» Figure record listings
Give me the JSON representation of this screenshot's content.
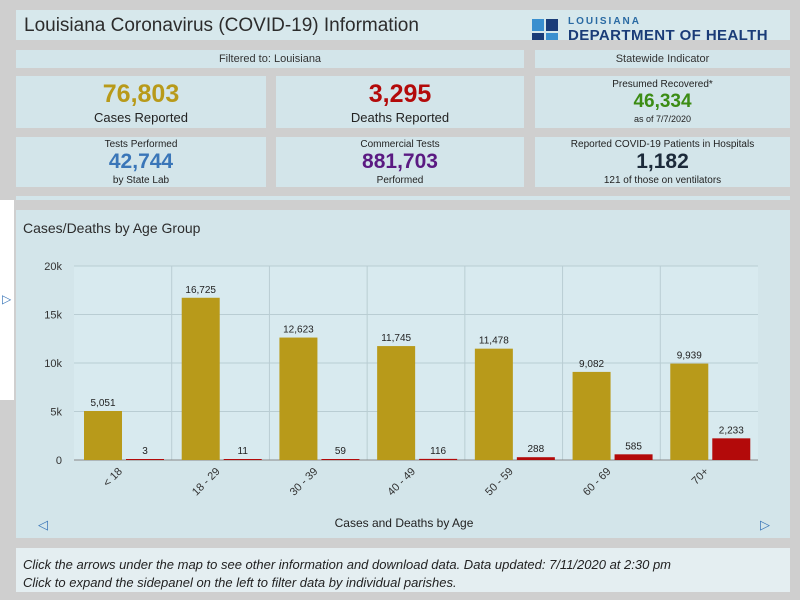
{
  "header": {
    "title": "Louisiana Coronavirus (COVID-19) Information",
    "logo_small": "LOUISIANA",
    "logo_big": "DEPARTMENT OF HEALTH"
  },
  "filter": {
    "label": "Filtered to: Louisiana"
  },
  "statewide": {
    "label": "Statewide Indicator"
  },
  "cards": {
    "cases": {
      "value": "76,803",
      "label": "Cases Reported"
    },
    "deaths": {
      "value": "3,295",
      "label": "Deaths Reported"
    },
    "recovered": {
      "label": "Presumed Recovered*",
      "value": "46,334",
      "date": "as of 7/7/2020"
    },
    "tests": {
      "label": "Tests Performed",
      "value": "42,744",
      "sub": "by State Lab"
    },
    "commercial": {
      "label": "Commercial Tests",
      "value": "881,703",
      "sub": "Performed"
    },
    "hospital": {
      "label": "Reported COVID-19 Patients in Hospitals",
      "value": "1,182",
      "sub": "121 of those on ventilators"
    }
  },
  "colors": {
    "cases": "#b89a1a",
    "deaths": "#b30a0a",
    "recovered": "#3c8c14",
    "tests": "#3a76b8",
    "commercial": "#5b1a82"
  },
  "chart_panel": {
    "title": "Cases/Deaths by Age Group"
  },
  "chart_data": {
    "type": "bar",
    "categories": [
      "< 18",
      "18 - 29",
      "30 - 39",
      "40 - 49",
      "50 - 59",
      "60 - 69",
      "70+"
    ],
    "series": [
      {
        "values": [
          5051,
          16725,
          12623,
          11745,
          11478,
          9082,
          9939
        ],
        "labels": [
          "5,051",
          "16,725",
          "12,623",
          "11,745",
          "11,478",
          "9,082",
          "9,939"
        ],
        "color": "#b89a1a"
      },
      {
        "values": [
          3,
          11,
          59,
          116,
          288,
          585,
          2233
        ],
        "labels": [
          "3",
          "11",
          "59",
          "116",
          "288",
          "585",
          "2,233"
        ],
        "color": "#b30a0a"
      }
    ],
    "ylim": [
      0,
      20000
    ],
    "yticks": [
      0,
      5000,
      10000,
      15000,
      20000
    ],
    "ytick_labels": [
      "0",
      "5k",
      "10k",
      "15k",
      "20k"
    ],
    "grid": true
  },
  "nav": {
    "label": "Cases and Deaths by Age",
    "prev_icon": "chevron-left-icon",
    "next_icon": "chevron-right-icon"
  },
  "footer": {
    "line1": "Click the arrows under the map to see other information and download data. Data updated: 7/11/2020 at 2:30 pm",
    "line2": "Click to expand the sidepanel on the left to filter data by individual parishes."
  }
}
...
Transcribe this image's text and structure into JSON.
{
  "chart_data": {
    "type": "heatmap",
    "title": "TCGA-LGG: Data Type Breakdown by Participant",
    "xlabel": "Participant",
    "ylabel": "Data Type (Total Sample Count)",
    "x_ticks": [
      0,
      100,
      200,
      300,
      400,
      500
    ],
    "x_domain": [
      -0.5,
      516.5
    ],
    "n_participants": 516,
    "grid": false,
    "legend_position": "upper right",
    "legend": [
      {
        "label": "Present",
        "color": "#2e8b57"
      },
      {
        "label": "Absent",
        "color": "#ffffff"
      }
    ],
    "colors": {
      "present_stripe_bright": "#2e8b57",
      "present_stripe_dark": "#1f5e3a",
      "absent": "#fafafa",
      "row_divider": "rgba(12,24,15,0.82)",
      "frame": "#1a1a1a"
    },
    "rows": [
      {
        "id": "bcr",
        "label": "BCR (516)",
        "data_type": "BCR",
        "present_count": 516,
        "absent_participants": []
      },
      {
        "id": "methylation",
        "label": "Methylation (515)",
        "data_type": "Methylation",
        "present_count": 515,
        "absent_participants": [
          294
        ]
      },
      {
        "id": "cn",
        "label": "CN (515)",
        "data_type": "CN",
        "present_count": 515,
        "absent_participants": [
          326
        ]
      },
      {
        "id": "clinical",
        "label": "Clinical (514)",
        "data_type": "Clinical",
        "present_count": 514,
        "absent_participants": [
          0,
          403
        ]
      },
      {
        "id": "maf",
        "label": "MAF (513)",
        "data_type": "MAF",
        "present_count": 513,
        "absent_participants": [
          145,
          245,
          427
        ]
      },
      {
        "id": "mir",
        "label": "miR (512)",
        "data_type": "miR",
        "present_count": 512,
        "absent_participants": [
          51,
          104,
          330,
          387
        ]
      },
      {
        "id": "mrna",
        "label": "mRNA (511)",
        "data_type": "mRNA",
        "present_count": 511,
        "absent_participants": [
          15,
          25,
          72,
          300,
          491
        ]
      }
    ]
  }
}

» ABOUT THIS EXERCISE
Only a number is expected in response: how many lines of the records above include the word "Reported".

» OUTPUT BELOW
3